*Records for processing*.
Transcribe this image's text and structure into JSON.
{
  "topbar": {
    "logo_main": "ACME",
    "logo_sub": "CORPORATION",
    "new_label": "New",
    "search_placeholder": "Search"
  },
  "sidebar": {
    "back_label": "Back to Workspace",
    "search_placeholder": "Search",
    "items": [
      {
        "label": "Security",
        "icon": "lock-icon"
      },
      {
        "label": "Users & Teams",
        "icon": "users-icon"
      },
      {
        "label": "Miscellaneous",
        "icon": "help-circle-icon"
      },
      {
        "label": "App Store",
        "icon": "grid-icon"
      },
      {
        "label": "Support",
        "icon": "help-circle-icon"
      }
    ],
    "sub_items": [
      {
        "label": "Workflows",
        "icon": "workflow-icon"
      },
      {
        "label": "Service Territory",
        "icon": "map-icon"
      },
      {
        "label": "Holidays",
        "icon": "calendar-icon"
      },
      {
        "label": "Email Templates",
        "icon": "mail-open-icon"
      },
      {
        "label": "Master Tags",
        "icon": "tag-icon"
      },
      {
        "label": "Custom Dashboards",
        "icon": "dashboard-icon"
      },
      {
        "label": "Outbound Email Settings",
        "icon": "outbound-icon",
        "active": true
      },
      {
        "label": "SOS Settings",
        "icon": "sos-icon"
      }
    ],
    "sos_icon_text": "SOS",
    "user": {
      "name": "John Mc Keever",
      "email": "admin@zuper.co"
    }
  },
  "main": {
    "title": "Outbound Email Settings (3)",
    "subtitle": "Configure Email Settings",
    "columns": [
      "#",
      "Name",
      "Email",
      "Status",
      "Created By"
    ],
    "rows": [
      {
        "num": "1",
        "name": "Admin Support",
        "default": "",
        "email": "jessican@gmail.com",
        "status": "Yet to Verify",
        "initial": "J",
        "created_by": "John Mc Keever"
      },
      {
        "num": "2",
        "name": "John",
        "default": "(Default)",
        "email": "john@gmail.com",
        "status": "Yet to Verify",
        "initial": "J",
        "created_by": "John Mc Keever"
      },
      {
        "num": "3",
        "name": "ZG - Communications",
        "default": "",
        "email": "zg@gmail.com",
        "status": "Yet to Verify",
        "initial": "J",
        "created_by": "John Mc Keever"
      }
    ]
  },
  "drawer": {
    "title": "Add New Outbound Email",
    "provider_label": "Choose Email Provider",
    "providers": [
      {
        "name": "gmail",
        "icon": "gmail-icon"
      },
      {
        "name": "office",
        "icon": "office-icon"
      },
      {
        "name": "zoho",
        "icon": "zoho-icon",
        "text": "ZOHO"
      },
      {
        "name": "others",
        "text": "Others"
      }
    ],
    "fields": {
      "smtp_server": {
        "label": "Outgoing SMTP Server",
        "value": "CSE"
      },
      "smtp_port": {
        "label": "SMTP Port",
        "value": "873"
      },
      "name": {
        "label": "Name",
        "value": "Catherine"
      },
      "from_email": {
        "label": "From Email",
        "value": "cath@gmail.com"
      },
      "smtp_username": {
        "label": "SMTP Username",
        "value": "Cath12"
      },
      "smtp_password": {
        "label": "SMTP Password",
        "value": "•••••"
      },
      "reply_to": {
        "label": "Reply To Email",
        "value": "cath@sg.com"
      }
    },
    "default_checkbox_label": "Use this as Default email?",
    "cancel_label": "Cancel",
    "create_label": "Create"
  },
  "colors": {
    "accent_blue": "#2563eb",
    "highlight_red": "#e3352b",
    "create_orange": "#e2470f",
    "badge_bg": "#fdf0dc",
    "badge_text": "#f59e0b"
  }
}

*Directions for this task*. Repeat each record exactly. Omit nothing.

*Worked solution*.
Transcribe this image's text and structure into JSON.
{
  "topbar": {
    "logo_main": "ACME",
    "logo_sub": "CORPORATION",
    "new_label": "New",
    "search_placeholder": "Search"
  },
  "sidebar": {
    "back_label": "Back to Workspace",
    "search_placeholder": "Search",
    "items": [
      {
        "label": "Security",
        "icon": "lock-icon"
      },
      {
        "label": "Users & Teams",
        "icon": "users-icon"
      },
      {
        "label": "Miscellaneous",
        "icon": "help-circle-icon"
      },
      {
        "label": "App Store",
        "icon": "grid-icon"
      },
      {
        "label": "Support",
        "icon": "help-circle-icon"
      }
    ],
    "sub_items": [
      {
        "label": "Workflows",
        "icon": "workflow-icon"
      },
      {
        "label": "Service Territory",
        "icon": "map-icon"
      },
      {
        "label": "Holidays",
        "icon": "calendar-icon"
      },
      {
        "label": "Email Templates",
        "icon": "mail-open-icon"
      },
      {
        "label": "Master Tags",
        "icon": "tag-icon"
      },
      {
        "label": "Custom Dashboards",
        "icon": "dashboard-icon"
      },
      {
        "label": "Outbound Email Settings",
        "icon": "outbound-icon",
        "active": true
      },
      {
        "label": "SOS Settings",
        "icon": "sos-icon"
      }
    ],
    "sos_icon_text": "SOS",
    "user": {
      "name": "John Mc Keever",
      "email": "admin@zuper.co"
    }
  },
  "main": {
    "title": "Outbound Email Settings (3)",
    "subtitle": "Configure Email Settings",
    "columns": [
      "#",
      "Name",
      "Email",
      "Status",
      "Created By"
    ],
    "rows": [
      {
        "num": "1",
        "name": "Admin Support",
        "default": "",
        "email": "jessican@gmail.com",
        "status": "Yet to Verify",
        "initial": "J",
        "created_by": "John Mc Keever"
      },
      {
        "num": "2",
        "name": "John",
        "default": "(Default)",
        "email": "john@gmail.com",
        "status": "Yet to Verify",
        "initial": "J",
        "created_by": "John Mc Keever"
      },
      {
        "num": "3",
        "name": "ZG - Communications",
        "default": "",
        "email": "zg@gmail.com",
        "status": "Yet to Verify",
        "initial": "J",
        "created_by": "John Mc Keever"
      }
    ]
  },
  "drawer": {
    "title": "Add New Outbound Email",
    "provider_label": "Choose Email Provider",
    "providers": [
      {
        "name": "gmail",
        "icon": "gmail-icon"
      },
      {
        "name": "office",
        "icon": "office-icon"
      },
      {
        "name": "zoho",
        "icon": "zoho-icon",
        "text": "ZOHO"
      },
      {
        "name": "others",
        "text": "Others"
      }
    ],
    "fields": {
      "smtp_server": {
        "label": "Outgoing SMTP Server",
        "value": "CSE"
      },
      "smtp_port": {
        "label": "SMTP Port",
        "value": "873"
      },
      "name": {
        "label": "Name",
        "value": "Catherine"
      },
      "from_email": {
        "label": "From Email",
        "value": "cath@gmail.com"
      },
      "smtp_username": {
        "label": "SMTP Username",
        "value": "Cath12"
      },
      "smtp_password": {
        "label": "SMTP Password",
        "value": "•••••"
      },
      "reply_to": {
        "label": "Reply To Email",
        "value": "cath@sg.com"
      }
    },
    "default_checkbox_label": "Use this as Default email?",
    "cancel_label": "Cancel",
    "create_label": "Create"
  },
  "colors": {
    "accent_blue": "#2563eb",
    "highlight_red": "#e3352b",
    "create_orange": "#e2470f",
    "badge_bg": "#fdf0dc",
    "badge_text": "#f59e0b"
  }
}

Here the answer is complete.